==== Record list ====
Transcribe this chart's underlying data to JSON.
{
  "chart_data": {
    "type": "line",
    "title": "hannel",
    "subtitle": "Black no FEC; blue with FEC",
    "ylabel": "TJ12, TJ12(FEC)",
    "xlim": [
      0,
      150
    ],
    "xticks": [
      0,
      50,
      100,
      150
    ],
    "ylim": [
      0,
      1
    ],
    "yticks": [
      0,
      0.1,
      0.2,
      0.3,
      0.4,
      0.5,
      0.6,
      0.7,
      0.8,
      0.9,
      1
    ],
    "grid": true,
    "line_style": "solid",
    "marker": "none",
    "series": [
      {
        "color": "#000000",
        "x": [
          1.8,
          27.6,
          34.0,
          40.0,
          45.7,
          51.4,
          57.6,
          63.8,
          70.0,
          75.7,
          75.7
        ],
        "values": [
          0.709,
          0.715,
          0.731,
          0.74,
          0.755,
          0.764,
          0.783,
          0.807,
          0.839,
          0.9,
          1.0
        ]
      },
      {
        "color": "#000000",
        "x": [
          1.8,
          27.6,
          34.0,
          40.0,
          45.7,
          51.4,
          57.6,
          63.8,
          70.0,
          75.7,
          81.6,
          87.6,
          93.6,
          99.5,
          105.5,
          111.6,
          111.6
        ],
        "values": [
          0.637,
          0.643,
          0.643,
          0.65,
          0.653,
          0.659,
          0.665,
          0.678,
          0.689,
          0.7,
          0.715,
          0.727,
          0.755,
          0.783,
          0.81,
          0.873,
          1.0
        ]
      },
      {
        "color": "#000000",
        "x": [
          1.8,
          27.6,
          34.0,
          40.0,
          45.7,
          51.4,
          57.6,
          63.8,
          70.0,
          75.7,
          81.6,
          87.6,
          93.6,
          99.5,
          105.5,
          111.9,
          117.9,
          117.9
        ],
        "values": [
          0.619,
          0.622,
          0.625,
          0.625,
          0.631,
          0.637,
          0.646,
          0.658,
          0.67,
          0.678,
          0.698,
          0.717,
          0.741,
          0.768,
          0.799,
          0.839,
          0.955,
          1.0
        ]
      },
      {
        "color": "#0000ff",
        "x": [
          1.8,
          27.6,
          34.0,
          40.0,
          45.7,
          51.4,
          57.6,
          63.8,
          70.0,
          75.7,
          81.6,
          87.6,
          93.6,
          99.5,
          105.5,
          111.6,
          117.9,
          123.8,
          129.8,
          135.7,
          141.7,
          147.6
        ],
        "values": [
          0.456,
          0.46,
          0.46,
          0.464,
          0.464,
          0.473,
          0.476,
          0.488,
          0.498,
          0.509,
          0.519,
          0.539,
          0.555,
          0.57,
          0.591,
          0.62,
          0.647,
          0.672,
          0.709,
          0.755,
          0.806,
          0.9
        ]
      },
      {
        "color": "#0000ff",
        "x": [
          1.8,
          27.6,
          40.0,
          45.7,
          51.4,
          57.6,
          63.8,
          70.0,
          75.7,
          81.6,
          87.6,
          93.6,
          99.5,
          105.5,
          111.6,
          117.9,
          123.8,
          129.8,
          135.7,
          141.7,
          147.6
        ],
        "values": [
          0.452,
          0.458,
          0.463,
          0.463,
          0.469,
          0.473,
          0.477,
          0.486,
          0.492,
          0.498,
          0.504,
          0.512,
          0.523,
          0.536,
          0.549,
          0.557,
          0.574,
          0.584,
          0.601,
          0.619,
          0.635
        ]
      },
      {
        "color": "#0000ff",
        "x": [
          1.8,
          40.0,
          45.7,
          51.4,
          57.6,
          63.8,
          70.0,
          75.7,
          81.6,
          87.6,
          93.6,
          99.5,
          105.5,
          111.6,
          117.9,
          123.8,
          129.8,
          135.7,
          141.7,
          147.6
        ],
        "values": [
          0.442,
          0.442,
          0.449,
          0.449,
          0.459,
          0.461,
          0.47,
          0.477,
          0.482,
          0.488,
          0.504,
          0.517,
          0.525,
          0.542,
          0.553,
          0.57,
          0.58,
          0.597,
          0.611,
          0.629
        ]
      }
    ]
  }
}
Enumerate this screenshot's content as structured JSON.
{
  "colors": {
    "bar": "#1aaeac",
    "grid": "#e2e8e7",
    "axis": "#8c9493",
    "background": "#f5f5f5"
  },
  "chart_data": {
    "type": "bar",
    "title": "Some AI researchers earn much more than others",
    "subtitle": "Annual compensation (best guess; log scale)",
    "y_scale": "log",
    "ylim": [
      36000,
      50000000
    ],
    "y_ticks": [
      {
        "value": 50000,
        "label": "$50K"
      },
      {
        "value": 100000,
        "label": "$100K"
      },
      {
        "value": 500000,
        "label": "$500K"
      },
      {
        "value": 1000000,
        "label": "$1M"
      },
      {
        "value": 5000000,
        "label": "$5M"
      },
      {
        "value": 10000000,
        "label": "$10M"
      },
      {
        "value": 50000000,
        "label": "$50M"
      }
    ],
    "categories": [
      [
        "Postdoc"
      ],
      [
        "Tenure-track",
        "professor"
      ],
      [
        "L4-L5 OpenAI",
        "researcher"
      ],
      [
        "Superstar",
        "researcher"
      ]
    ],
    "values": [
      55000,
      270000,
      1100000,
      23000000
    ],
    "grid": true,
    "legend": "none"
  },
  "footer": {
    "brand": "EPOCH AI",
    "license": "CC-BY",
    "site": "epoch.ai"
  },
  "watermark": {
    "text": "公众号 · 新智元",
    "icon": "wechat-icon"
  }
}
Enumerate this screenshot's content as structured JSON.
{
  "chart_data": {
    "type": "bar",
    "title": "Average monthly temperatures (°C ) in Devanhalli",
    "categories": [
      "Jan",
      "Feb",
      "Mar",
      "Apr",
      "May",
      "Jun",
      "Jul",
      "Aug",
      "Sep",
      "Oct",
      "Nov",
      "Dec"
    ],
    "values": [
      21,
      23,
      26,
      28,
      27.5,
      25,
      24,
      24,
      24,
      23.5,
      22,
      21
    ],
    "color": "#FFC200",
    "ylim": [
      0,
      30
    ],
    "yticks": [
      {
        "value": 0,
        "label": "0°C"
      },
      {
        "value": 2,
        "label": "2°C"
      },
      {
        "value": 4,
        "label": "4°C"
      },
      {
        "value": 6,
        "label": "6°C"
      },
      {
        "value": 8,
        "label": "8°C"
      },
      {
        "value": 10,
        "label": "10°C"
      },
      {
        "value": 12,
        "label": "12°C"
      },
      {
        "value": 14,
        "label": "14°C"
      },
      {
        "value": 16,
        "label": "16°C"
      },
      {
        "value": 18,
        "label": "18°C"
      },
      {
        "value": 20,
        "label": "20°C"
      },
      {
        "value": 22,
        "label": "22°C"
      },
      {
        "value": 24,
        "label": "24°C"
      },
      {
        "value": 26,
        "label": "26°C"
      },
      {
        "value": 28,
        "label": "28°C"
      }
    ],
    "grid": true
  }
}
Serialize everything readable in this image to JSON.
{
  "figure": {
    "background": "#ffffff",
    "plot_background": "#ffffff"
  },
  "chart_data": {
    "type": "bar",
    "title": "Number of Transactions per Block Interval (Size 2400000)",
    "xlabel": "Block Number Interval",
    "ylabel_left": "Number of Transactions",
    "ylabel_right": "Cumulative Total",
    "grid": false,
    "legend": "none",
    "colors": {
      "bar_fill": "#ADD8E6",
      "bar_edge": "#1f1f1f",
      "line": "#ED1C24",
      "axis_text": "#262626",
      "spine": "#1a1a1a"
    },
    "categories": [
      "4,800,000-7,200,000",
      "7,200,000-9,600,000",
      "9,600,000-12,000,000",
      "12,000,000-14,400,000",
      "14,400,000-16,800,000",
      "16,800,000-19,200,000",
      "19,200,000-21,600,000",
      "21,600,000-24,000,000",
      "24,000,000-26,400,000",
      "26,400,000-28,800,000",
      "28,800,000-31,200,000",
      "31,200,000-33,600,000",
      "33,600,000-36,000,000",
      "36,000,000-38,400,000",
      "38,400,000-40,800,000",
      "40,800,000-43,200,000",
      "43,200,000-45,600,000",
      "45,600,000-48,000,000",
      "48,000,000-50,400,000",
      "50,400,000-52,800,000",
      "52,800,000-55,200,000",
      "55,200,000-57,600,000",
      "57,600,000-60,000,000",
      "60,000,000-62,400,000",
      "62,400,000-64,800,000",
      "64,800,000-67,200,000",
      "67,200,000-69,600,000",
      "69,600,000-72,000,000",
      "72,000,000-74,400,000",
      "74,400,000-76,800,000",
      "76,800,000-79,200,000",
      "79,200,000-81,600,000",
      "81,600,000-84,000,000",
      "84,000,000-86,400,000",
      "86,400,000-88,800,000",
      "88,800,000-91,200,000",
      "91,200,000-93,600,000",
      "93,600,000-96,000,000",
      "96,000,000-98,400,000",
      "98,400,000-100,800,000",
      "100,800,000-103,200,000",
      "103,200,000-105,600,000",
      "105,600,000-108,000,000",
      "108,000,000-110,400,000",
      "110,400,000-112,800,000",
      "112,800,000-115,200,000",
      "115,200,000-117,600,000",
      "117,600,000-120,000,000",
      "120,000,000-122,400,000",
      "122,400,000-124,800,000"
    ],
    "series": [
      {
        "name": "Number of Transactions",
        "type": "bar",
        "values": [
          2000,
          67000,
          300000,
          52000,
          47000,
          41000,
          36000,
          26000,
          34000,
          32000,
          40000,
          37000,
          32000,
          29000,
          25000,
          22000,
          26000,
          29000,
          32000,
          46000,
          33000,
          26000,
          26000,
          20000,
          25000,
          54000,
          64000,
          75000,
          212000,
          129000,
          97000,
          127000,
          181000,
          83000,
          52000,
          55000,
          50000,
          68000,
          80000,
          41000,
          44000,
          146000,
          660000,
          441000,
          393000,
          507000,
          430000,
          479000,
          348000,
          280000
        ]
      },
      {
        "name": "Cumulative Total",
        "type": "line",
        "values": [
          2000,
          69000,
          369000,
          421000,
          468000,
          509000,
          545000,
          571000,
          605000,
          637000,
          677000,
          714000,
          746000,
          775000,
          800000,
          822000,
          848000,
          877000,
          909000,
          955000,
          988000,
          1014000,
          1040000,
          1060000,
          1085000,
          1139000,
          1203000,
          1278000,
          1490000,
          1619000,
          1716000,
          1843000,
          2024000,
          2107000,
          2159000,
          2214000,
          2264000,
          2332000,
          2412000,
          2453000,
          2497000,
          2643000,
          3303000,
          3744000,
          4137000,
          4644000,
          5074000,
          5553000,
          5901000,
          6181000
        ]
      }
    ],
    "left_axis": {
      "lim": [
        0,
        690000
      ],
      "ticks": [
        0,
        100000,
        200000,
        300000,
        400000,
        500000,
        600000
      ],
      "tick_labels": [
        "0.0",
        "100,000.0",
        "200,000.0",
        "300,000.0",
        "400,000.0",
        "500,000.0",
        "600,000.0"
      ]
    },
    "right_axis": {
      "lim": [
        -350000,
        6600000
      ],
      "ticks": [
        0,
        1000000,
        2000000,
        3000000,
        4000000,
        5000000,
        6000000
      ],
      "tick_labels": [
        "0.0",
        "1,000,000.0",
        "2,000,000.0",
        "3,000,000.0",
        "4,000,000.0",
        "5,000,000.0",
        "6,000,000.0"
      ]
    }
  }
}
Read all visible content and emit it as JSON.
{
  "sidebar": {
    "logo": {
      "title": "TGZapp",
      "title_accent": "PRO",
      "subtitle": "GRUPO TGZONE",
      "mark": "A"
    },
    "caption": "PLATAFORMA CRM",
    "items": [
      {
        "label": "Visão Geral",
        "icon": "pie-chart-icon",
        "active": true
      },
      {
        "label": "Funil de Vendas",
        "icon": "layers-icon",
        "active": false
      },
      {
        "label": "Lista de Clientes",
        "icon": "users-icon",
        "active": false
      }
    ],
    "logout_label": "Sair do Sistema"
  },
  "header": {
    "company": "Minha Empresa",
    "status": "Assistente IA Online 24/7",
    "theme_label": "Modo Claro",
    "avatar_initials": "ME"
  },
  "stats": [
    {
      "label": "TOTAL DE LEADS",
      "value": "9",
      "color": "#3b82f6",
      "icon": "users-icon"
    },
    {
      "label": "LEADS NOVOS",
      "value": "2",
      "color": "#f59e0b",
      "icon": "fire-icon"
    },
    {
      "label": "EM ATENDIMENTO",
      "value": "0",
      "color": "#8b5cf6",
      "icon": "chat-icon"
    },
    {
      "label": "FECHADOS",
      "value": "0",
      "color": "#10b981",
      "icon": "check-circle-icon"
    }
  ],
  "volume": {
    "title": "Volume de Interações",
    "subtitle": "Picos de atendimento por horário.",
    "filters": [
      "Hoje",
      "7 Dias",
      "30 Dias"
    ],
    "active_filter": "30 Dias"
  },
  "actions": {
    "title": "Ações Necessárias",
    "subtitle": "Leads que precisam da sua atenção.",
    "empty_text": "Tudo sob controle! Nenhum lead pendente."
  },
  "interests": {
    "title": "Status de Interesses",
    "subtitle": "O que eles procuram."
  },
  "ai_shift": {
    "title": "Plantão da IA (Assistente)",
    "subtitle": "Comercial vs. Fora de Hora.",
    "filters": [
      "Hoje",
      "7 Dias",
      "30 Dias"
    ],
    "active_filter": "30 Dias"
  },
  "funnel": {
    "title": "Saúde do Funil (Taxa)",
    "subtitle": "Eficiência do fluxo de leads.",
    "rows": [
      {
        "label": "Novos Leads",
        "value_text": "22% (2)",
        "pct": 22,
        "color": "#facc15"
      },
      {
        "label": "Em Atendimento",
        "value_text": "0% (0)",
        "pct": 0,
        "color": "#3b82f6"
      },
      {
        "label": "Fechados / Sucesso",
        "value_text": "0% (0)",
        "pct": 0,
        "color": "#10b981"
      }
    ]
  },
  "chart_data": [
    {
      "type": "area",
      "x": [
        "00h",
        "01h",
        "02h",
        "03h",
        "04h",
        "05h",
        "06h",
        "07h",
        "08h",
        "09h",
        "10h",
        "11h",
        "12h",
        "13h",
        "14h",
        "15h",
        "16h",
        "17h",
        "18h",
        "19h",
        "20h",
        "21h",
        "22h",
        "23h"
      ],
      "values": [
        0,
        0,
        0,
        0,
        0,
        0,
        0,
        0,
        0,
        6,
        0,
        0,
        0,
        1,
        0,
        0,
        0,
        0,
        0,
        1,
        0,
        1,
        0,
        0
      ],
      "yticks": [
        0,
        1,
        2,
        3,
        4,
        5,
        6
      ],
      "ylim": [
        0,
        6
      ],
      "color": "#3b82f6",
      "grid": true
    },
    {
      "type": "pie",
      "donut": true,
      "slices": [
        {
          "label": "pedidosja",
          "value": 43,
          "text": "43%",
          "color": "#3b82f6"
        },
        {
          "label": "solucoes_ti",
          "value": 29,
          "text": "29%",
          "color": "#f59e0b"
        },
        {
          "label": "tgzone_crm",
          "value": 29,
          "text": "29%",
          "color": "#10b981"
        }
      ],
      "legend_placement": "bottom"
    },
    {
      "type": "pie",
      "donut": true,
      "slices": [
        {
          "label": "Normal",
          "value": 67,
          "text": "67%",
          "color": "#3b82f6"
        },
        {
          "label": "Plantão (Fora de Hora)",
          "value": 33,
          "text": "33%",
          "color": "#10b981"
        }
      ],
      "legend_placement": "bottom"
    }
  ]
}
====
» **The problem**: Using the records above, gather all lines where the string "Fora" is present.

» **Task result**:
    "subtitle": "Comercial vs. Fora de Hora.",
          "label": "Plantão (Fora de Hora)",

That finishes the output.